## Extract provided
********************

The flagship development at the Entertainment City complex of Philippine Amusement and Gaming Corp. is set to open on Saturday with all the glitz and glamor tycoon Enrique Razon Jr. is known for.
According to our sources, every detail of the opening of Bloomberry Resorts’ Solaire hotel-casino is being pored over—from the guest list (a veritable who’s who, of course), to the food, the entertainment and … the official opening time.
Yes, you heard it right. Even Solaire’s official opening time is being planned, not just to the hour, but precisely to the minute.
One source told Biz Buzz that feng shui practitioners have determined the optimal opening time to be 2:28 p.m. of Saturday, March 16, 2013—not a moment sooner, not a moment later.
(This reminds us of the Beijing Olympic Games which was officially opened at exactly 8 p.m. of Aug. 8, 2008.)
No less than President Aquino will open Solaire at that exact time, with the rest of the invited guests being allowed to come in at 3 p.m., we’re told.
People who have seen the insides of the Solaire swear that Filipinos have “never seen anything like it before,” gushing over the elegant and ornate chandeliers (including a stunning piece acquired in Prague, Czech Republic) and the extensive art collection (chosen by model/celebrity/wellness advocate Teresa Herrera, along with the project’s architect Paul Steelman.)
But the real catch is the expected list of heavy-hitting “gamers” from around the region who are set to fill up Solaire’s coffers on its first day of operations.
According to one source, Razon’s own private jet will be used to fly in high rollers from Hong Kong to “break in” the casino’s gaming tables and VIP rooms.
Courtesy of this crowd, Solaire’s management expects total bets placed on the first day to be no less than—hold your breath—P1 billion.
They weren’t kidding when they said they’d “change the game,” apparently.—Daxim L. Lucas
Espinosa moving upstairs
It looks like Filipino tycoon Manny V. Pangilinan is in a succession planning mode.
Word is that one of his trusted lieutenants will soon be elevated to a lofty position in First Pacific Co., the Hong Kong-based investment firm that has controlling stakes in PLDT, Metro Pacific Investments Corp., Indonesian food giant Indofood and Philex Mining Corp.
The trusted lieutenant is none other than lawyer Ray Espinosa, who is a director and head of PLDT’s regulatory affairs. He also serves as chair, president and director in several PLDT subsidiaries, including TV5.
A source said Espinosa would likely be named assistant executive director in the coming weeks, to prepare him for a senior leadership role in the MVP group.
The expected move of Espinosa to First Pacific will likely usher in a different kind of competition at the undisputed No. 2 network in the country, TV5 (because both ABS-CBN and GMA 7 claim to be No. 1).
This early, there’s talk of a three-way race for the network’s top job among Philex talking head Mike Toledo, Maynilad head honcho Ricky Vargas and TV5 number two man Bobby Barreiro. If the three gentlemen seem like odd choices for the troubled network, it’s because trust is the primary criterion, not entertainment industry experience.
But given MVP’s soft spot for TV5, sources say it’s not unlikely that the Bossing himself may assume the presidency.—Corrie Salientes-Narisma
Mining revenue sharing
In a week or two, the Chamber of Mines of the Philippines will submit to the government its proposal on the contentious issue of revenue sharing. The chamber looked at best practices around the world in drafting its proposal, which has been validated by a third-party expert, chamber president Philip Romualdez told reporters on the sidelines of the Euromoney forum.

********************

## Records provided
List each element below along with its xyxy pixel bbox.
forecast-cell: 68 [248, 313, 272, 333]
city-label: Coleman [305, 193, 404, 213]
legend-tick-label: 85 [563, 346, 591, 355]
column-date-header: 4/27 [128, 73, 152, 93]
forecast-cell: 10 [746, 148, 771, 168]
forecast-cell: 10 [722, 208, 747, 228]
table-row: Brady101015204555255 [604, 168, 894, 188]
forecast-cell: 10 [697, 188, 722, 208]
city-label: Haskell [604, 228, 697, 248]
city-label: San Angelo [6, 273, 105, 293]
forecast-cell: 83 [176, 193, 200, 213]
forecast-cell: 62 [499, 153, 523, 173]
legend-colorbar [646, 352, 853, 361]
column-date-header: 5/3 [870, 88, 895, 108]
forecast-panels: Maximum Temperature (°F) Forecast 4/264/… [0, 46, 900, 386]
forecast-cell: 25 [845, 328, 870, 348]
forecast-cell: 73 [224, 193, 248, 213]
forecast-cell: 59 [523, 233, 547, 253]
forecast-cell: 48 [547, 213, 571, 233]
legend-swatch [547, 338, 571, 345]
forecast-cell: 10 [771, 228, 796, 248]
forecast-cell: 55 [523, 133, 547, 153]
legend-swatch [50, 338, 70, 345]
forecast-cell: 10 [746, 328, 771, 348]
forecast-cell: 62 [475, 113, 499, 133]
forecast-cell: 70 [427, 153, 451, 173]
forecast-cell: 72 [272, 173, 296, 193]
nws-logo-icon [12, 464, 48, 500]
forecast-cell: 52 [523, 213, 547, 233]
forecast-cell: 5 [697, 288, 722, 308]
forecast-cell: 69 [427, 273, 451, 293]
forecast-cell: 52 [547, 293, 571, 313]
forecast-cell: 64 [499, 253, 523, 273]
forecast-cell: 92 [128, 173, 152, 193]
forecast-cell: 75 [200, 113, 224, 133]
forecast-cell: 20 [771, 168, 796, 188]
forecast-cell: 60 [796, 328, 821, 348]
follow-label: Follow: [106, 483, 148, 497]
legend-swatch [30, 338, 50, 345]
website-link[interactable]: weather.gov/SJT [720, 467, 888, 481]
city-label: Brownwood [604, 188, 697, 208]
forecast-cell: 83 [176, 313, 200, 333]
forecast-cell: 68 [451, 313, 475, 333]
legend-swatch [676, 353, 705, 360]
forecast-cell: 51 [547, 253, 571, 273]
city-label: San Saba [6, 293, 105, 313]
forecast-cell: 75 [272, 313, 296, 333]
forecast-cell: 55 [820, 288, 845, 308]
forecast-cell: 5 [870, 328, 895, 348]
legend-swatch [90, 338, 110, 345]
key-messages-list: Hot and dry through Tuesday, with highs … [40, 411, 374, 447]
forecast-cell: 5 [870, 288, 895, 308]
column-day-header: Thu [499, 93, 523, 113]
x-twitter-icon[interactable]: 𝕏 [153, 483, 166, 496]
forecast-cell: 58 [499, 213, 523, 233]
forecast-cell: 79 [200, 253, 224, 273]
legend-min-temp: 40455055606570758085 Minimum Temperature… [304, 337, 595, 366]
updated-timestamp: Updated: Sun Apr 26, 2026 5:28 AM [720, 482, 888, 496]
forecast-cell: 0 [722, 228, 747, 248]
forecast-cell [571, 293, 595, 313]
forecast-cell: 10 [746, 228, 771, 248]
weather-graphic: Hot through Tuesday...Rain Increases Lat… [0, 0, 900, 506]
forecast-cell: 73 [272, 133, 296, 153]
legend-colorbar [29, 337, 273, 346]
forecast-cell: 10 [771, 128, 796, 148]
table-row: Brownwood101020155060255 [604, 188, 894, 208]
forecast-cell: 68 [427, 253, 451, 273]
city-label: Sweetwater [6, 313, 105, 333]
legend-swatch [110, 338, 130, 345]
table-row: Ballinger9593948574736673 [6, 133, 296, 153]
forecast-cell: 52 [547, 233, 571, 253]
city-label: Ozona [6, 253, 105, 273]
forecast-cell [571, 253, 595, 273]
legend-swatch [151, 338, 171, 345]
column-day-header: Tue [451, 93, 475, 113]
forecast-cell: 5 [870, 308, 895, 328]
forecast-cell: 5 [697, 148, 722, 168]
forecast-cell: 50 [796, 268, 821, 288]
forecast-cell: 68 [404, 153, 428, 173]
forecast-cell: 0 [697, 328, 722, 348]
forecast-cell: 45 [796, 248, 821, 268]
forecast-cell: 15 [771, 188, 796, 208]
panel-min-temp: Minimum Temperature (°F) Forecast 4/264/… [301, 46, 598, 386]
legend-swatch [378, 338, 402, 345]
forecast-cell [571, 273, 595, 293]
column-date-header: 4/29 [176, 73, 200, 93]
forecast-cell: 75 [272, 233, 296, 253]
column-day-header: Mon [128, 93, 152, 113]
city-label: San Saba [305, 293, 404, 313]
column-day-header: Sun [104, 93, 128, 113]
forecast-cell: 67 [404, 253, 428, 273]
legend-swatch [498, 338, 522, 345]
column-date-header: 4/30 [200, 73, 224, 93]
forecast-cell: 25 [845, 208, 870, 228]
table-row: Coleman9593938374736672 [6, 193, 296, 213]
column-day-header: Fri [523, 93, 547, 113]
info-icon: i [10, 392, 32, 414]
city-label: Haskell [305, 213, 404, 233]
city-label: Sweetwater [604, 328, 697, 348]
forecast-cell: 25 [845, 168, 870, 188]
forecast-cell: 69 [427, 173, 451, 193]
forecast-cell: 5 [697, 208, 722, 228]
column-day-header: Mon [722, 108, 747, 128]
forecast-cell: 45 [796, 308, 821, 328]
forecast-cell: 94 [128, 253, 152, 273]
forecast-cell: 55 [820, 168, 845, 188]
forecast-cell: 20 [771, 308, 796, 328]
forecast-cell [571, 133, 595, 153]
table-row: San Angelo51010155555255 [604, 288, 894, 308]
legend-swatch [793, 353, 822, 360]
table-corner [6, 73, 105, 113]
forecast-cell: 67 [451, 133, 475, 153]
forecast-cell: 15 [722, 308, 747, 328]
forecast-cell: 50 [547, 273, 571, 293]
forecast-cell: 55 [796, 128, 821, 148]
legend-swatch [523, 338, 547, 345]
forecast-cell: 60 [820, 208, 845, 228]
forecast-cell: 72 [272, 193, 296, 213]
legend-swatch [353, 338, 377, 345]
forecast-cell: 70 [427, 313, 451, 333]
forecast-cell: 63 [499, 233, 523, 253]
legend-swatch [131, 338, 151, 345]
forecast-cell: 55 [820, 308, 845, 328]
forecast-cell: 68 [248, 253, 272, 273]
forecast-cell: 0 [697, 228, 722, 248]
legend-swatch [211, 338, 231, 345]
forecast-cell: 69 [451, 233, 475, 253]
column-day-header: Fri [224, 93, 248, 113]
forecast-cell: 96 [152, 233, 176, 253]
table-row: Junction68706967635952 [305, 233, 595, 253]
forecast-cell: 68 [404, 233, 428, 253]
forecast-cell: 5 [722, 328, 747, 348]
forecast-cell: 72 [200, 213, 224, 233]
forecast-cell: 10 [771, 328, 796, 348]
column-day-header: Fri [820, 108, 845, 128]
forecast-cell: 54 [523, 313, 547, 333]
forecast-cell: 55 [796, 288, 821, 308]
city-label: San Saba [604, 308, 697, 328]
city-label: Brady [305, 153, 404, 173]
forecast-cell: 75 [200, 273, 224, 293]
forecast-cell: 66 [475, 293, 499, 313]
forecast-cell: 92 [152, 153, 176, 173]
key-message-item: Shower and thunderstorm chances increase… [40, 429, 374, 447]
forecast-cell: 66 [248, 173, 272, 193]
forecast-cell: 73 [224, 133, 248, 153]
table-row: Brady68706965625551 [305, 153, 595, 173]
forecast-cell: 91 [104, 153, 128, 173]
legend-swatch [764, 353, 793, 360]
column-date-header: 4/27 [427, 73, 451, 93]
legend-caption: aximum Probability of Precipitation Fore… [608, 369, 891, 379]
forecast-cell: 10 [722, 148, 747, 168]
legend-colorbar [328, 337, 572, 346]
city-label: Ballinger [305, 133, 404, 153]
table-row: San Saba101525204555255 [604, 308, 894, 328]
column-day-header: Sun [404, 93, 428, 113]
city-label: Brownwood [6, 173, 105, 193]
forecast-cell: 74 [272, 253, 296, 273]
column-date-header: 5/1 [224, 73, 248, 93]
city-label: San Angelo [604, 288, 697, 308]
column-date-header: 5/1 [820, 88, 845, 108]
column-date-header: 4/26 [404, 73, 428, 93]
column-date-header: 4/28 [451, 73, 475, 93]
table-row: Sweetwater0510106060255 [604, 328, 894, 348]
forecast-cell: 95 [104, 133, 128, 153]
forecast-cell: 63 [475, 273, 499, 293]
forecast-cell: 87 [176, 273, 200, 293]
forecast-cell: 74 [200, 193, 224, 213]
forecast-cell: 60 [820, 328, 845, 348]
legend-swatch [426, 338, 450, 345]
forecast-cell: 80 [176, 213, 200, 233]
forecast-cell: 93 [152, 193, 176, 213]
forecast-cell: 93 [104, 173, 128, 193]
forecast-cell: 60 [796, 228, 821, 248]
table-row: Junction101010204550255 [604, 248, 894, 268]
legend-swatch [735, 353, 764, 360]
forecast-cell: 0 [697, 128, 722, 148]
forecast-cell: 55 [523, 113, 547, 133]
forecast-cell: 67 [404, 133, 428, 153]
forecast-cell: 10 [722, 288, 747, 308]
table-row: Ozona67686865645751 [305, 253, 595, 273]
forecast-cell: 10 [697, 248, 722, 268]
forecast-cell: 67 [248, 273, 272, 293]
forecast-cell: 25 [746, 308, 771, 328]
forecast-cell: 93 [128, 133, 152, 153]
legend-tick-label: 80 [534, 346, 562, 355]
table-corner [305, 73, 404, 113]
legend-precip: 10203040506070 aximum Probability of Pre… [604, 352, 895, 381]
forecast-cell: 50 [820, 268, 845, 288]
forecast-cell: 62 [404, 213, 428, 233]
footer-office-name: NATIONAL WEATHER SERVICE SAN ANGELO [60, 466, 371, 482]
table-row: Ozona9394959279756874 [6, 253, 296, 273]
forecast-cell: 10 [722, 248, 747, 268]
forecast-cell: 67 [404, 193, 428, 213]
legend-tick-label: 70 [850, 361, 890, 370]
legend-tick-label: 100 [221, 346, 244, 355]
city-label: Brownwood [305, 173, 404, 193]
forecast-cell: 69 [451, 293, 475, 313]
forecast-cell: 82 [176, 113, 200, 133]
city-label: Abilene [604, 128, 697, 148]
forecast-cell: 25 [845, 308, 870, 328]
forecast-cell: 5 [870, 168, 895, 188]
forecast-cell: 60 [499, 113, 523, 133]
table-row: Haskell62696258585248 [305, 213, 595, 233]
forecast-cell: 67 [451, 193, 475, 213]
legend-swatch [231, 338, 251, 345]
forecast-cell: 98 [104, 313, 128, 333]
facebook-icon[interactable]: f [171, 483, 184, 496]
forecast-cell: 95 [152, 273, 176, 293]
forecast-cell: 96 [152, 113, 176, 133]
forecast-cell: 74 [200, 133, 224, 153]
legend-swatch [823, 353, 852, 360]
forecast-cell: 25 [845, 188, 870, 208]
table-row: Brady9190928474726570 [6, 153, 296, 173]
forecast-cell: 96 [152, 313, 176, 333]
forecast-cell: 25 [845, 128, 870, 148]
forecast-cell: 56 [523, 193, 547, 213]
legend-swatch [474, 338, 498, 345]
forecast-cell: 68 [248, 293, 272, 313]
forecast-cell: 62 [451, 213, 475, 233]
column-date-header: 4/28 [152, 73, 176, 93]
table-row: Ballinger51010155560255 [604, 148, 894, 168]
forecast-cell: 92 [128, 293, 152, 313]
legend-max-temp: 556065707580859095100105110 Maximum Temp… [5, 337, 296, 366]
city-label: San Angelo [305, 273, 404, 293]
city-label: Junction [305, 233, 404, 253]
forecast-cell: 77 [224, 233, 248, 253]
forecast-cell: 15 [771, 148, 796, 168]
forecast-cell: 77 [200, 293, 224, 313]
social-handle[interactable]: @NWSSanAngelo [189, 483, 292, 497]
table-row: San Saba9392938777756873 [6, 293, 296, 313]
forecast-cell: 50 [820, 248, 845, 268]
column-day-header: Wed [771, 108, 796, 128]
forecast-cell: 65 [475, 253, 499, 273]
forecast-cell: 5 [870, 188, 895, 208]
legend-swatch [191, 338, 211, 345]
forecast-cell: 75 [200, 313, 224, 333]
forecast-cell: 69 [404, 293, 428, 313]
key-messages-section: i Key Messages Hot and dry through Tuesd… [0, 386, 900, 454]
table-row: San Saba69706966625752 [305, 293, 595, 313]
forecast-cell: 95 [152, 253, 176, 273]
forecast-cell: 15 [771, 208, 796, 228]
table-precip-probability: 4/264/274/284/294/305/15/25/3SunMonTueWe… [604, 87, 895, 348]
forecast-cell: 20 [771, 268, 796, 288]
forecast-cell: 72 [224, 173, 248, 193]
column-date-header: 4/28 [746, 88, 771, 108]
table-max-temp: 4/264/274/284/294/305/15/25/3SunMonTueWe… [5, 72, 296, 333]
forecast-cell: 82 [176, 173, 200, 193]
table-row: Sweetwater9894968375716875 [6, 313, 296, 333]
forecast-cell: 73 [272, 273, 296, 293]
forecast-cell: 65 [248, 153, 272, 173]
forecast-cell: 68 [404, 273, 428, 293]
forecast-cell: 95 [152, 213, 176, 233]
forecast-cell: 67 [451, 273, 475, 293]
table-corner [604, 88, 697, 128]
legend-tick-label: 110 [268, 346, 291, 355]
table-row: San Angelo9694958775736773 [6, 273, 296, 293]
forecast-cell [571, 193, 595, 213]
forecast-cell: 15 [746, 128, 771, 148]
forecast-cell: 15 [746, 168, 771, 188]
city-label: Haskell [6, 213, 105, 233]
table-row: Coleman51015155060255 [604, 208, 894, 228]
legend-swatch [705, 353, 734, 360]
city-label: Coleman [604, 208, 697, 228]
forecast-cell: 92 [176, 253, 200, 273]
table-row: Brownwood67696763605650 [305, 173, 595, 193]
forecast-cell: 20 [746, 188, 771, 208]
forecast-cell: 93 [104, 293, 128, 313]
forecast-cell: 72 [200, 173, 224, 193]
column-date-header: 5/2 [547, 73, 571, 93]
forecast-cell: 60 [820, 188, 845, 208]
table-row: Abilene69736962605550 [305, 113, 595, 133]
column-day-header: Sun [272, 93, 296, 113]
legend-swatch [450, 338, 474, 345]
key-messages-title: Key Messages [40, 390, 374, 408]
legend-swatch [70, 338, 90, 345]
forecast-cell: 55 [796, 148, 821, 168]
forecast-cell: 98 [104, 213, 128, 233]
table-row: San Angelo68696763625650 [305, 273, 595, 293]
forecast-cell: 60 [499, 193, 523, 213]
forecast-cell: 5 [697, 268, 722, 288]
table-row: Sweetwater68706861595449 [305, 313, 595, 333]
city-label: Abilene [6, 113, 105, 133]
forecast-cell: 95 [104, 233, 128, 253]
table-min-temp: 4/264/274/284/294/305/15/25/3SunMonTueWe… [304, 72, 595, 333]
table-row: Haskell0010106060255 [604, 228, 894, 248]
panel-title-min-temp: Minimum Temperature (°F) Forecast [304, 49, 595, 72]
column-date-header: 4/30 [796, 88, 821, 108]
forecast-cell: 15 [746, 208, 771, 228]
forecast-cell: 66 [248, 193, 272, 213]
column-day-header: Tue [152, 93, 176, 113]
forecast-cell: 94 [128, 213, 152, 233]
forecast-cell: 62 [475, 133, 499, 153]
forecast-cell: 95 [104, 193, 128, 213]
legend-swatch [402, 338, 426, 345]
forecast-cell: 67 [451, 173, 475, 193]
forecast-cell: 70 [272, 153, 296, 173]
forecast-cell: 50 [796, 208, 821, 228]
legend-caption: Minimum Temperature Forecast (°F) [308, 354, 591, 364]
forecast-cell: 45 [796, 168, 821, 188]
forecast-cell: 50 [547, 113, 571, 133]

********************

## Task instructions
Please write what comes next in the business column, picking up right after its final sentence. The records stand apart from the business column.

## Task result
“We need to go over this hump on legislation of revenue sharing,” Romualdez told a break-out session on mining, adding that he is confident the industry would become regionally competitive. But given the mid-term elections this year, he said, legislation could be in place only by the first quarter of next year.
To be fair to the government, Romualdez said, the mining industry had seen some good signals recently—such as the environmental compliance certificate (ECC) granted to the Tampakan project, and allowing the reopening of Philex Mining.—Doris C. Dumlao
Remember Speedy Gonzales, the fastest mouse in all of Mexico? Apparently, not all Gonzaleses are as quick nor as popular as the Looney Tunes icon.
Take for example, Undersecretary Catherine Gonzales, who is considered by contractors and suppliers as the main reason why action at the Department of Transportation and Communications (DOTC) has slowed to a halt since she took over one and half years ago.
Our buzzards told us that Gonzales—who has links to the Arroyo administration and “The Firm”—has neither refused to sign vouchers of suppliers nor sanctioned the implementation of winning contracts without explaining the reason for these setbacks.
Our buzzards claimed it was no coincidence that transportation projects have been delayed since she came on board as part of then Transportation Secretary Mar Roxas’ team in November 2011.
This chief of the DOTC’s project implementation office (PIO) and bidding and awards committee (BAC) has left in limbo suppliers and contractors who are pondering why Gonzales would sit on their requests when these vouchers and projects have already gone through the rigorous paperwork and bidding procedures in her agency.
Gonzales used to be an assistant secretary to lawyer Avelino Cruz, a founding partner of the Villaraza, Cruz, Marcelo & Angangco law office, or “The Firm,” when the latter served as chief presidential legal counsel and secretary of defense under the Arroyo administration.
There is talk that Gonzales would soon relinquish her hold on the PIO but retain her seat in the BAC, which is bad news for people wanting to speed up the implementation of the Public-Private Partnership projects with the DOTC.
Our buzzards are hoping that Gonzales will eventually catch on to her cousin Speedy’s catchphrase—“Andale, andale! Arriba, arriba!”—or the much ballyhooed PPP projects are doomed to be mere power point presentations.—Gil Cabacungan
Meralco on the prowl
After its investment in a Singapore power plant jumpstarted its reentry in power generation, Manila Electric Co. has more prospective deals in the pipeline, more so in line with its primary business of distribution. Some electric cooperatives in Northern and Southern Luzon are on the block, and we heard that the group of Manuel V. Pangilinan is making a move, potentially expanding Meralco’s capability outside its core franchise area.
Meralco chief executive officer Oscar Reyes confirmed on Tuesday that Meralco is looking at fresh opportunities to acquire a private distribution utility or cooperative. But he says it is hard to say how soon a deal can be sealed.
“We’re hopeful that we can do something this year,” he said during an interview at the sidelines of the Euromoney forum.
“Let’s put it this way. We continue to look for underserved areas in Luzon, Visayas and Mindanao where Meralco can create value for the utility there and the community. I think that’s the only way to diversify,” said Reyes.
Other sources said that if operations of cooperatives were combined, this would significantly increase the business of any group that comes in. But Meralco may not be the only one interested in doing such aggregation.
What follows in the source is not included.